* _Stated exercise_
Show all lines of the listing that hold the word "mean".

* _The input_
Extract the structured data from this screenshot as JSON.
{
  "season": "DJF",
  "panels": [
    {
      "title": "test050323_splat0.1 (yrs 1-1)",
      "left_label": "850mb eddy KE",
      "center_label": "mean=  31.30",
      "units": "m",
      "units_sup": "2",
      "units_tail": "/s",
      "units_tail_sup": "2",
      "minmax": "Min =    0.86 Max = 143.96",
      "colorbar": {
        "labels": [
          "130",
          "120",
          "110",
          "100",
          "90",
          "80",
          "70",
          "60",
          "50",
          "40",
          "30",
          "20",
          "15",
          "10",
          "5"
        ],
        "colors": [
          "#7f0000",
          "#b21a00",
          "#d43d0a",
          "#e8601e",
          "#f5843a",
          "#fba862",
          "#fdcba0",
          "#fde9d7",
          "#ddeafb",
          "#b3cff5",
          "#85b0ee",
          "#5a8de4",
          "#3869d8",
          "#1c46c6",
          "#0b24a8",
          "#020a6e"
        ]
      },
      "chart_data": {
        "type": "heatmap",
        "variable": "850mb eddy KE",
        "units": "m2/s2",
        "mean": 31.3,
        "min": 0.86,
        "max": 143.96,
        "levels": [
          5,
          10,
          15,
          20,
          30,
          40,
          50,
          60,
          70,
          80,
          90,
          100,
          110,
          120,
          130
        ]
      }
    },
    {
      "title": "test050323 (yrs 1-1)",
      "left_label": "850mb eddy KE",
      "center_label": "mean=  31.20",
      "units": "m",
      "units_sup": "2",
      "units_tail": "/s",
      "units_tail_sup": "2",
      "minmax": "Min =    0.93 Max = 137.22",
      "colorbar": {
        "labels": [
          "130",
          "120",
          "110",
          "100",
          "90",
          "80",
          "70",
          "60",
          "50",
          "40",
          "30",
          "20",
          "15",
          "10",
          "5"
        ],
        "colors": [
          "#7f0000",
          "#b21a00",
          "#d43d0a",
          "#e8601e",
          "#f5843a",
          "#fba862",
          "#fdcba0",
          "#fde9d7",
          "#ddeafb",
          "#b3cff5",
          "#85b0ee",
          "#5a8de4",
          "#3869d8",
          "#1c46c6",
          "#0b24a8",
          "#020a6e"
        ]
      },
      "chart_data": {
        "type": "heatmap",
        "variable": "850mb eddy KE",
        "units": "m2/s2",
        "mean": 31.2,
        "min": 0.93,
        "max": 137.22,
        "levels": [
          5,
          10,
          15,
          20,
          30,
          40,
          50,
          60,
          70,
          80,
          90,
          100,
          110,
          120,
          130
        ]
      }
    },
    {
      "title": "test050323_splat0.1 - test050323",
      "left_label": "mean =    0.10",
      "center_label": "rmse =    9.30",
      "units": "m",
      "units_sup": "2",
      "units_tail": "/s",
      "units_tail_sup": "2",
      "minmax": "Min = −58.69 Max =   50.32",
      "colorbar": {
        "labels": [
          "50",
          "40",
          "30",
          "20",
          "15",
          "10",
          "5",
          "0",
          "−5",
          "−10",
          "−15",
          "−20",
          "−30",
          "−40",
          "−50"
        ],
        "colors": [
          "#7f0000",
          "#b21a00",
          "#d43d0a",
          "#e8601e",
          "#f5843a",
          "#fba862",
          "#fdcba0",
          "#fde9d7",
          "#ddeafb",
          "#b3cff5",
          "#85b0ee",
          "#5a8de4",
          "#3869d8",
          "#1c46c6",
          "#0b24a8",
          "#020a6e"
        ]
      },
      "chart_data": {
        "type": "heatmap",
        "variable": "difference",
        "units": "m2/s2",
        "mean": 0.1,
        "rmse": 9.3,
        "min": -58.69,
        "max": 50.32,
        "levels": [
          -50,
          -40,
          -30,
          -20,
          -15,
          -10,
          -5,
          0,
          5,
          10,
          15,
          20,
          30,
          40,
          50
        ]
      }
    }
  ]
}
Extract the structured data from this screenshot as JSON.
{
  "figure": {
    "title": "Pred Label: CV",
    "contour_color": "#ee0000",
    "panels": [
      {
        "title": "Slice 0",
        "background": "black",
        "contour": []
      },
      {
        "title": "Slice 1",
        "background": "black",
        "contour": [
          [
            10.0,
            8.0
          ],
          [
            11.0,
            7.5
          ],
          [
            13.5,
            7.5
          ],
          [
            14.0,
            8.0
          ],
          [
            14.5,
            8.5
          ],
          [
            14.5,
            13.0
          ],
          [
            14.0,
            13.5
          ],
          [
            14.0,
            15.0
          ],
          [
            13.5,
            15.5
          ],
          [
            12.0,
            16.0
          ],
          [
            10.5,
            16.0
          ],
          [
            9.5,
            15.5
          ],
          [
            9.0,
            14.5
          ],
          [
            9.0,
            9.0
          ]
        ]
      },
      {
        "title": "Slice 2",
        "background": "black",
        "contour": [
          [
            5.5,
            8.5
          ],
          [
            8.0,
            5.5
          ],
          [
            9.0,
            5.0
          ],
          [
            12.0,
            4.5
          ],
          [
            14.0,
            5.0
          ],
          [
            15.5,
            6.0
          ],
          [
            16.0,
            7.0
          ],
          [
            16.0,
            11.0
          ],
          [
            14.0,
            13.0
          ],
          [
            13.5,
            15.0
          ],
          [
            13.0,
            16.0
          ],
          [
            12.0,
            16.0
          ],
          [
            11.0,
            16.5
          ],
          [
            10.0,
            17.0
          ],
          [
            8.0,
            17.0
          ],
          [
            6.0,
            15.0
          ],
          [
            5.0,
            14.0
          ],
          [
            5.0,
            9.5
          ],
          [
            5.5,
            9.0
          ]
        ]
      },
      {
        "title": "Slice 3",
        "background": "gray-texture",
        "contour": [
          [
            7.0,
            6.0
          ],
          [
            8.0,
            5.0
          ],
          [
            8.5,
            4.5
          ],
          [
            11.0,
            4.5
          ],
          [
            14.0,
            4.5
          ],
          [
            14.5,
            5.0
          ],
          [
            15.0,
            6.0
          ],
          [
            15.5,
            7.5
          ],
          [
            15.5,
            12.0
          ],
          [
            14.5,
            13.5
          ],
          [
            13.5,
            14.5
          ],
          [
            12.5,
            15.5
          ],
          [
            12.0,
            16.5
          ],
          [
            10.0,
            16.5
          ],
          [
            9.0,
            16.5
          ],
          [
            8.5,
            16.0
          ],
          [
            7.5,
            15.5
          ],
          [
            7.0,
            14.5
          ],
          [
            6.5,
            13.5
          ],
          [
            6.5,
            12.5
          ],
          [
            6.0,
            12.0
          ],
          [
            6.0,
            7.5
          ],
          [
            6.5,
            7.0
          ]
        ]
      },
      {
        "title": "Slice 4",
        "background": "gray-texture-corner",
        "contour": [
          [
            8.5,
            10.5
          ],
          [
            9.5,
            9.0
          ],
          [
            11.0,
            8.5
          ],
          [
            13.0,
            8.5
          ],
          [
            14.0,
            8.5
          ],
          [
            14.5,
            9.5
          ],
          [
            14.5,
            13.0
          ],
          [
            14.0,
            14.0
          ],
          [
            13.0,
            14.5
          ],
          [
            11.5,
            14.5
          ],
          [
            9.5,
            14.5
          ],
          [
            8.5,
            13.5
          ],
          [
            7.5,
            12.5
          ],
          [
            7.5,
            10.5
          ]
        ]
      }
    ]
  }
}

* _Exercise result_
      "center_label": "mean=  31.30",
        "mean": 31.3,
      "center_label": "mean=  31.20",
        "mean": 31.2,
      "left_label": "mean =    0.10",
        "mean": 0.1,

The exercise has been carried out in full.